**AIM**
Look through the records below, and copy out every line that holds the string "colors".

**SOURCE DATA**
>> START

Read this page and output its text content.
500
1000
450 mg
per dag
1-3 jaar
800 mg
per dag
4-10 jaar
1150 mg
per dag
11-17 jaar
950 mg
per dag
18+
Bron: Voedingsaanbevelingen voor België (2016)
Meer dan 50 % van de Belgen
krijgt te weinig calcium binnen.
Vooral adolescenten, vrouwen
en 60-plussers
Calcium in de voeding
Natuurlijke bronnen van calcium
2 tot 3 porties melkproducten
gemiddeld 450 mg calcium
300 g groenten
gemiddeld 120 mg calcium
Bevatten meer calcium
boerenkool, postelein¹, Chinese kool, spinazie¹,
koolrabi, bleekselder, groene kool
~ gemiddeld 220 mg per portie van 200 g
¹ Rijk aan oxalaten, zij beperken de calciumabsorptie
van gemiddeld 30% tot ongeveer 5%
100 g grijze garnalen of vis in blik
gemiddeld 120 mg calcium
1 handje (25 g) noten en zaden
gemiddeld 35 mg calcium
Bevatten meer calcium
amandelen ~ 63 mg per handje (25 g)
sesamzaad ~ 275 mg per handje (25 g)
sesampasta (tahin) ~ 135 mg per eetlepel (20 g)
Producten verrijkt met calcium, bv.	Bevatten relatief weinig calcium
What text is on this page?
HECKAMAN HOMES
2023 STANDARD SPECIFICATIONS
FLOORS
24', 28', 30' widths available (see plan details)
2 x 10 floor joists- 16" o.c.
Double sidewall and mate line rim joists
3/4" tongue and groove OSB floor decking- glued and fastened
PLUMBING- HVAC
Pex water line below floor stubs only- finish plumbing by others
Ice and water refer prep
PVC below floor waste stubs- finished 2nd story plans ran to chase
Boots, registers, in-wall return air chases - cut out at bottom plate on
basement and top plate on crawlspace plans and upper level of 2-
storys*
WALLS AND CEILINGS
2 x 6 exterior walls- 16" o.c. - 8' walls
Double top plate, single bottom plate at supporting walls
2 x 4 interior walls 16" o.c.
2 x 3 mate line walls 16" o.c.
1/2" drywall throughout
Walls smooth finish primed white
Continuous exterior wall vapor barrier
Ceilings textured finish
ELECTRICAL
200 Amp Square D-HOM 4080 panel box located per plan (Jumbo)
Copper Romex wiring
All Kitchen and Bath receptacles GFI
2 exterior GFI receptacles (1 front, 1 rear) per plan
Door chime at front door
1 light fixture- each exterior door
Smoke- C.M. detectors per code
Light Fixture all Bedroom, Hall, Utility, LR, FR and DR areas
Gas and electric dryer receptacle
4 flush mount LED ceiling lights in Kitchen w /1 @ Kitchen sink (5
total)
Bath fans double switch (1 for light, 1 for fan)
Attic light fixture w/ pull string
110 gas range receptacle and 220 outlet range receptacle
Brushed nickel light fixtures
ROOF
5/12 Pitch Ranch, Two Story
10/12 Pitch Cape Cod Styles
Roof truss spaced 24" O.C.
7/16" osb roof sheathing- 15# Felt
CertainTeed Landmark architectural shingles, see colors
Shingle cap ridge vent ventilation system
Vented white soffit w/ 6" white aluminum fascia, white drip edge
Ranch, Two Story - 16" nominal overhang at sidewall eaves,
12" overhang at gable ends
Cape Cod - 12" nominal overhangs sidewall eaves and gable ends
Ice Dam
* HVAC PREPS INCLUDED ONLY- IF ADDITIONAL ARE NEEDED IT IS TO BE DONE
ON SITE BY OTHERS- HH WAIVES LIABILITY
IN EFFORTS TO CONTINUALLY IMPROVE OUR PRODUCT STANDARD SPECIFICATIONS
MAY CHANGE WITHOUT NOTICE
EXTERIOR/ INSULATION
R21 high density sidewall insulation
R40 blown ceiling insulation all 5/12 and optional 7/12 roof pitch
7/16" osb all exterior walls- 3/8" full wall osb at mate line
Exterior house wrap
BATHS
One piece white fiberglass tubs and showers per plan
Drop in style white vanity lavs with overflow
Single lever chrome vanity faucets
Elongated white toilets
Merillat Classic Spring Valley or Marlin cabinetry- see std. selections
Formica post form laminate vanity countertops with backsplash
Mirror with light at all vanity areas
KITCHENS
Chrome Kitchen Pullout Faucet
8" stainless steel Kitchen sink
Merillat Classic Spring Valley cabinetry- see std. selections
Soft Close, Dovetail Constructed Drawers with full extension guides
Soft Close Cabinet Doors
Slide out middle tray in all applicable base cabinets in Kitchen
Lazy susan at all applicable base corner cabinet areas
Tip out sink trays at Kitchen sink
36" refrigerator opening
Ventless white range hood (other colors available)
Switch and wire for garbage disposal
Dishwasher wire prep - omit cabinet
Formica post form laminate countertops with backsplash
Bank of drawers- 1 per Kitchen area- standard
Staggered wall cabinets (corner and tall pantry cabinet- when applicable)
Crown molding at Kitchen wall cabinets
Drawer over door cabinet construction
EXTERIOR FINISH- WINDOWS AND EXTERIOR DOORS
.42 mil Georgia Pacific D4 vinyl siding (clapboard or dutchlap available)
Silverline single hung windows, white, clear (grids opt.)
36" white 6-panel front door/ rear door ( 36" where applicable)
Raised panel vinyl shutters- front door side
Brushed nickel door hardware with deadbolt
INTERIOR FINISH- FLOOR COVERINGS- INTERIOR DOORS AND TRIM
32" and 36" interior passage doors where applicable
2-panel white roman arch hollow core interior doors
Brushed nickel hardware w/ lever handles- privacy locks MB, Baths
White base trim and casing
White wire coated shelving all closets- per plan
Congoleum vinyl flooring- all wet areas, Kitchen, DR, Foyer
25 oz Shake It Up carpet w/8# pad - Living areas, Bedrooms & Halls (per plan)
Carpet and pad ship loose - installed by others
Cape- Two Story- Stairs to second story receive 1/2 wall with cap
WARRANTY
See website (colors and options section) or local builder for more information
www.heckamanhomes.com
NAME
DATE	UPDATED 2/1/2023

>> END

**FINISHED EXERCISE**
CertainTeed Landmark architectural shingles, see colors
Ventless white range hood (other colors available)
See website (colors and options section) or local builder for more information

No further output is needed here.